■ STATED GOAL
State how many lines of the listing below include the word "Spectral". Give only the number.

■ DATA RECORDS
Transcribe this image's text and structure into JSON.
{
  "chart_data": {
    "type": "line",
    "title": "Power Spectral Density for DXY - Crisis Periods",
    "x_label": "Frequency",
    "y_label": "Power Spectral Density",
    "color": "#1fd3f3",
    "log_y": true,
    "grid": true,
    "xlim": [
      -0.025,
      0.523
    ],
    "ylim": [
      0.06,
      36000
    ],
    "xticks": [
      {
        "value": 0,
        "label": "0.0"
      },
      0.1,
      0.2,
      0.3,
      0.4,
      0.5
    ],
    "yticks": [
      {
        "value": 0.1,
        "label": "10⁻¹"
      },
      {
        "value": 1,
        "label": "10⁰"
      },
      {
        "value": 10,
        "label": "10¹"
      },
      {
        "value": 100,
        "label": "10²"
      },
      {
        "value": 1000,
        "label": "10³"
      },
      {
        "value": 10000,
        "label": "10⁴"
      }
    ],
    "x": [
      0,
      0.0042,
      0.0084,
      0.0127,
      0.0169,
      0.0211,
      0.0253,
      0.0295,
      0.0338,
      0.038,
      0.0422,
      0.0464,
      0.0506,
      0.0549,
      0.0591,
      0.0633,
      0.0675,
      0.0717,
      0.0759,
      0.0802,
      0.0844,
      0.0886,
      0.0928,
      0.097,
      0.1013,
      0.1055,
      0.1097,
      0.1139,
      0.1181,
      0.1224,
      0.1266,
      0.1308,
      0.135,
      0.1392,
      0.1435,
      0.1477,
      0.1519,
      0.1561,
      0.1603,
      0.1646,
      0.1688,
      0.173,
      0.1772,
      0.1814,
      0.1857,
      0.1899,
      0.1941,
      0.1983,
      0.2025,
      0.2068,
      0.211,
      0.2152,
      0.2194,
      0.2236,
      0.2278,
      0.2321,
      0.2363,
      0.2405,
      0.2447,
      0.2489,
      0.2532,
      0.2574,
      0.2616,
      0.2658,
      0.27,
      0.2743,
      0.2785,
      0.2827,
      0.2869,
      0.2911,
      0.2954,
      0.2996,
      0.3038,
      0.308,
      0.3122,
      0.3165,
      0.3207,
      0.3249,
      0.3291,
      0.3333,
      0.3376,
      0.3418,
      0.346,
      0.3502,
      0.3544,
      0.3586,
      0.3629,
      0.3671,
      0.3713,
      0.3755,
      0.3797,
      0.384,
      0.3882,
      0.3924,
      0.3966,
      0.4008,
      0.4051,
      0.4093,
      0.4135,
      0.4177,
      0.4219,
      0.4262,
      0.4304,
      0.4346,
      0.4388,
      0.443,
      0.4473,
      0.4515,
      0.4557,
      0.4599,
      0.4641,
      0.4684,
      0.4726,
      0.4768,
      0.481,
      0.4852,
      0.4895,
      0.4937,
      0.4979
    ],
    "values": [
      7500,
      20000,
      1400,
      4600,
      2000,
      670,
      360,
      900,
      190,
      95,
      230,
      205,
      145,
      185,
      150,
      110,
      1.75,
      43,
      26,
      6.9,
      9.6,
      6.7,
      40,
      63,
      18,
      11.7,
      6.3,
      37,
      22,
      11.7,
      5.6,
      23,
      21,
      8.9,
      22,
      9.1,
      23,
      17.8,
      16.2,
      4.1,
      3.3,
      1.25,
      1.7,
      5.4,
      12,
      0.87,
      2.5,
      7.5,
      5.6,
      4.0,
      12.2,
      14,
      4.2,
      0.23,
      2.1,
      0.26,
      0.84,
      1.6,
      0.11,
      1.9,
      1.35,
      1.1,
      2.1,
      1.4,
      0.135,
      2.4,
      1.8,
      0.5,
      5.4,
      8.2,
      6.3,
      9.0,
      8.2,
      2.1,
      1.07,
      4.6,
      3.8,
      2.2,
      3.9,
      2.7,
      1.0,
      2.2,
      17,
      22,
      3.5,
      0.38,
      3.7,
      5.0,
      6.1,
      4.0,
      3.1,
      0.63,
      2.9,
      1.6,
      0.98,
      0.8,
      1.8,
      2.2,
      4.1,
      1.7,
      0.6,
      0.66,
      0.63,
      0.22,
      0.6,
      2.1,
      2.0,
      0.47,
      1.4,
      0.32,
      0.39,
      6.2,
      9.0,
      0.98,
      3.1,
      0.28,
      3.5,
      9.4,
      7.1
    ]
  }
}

■ WRITTEN ANSWER
2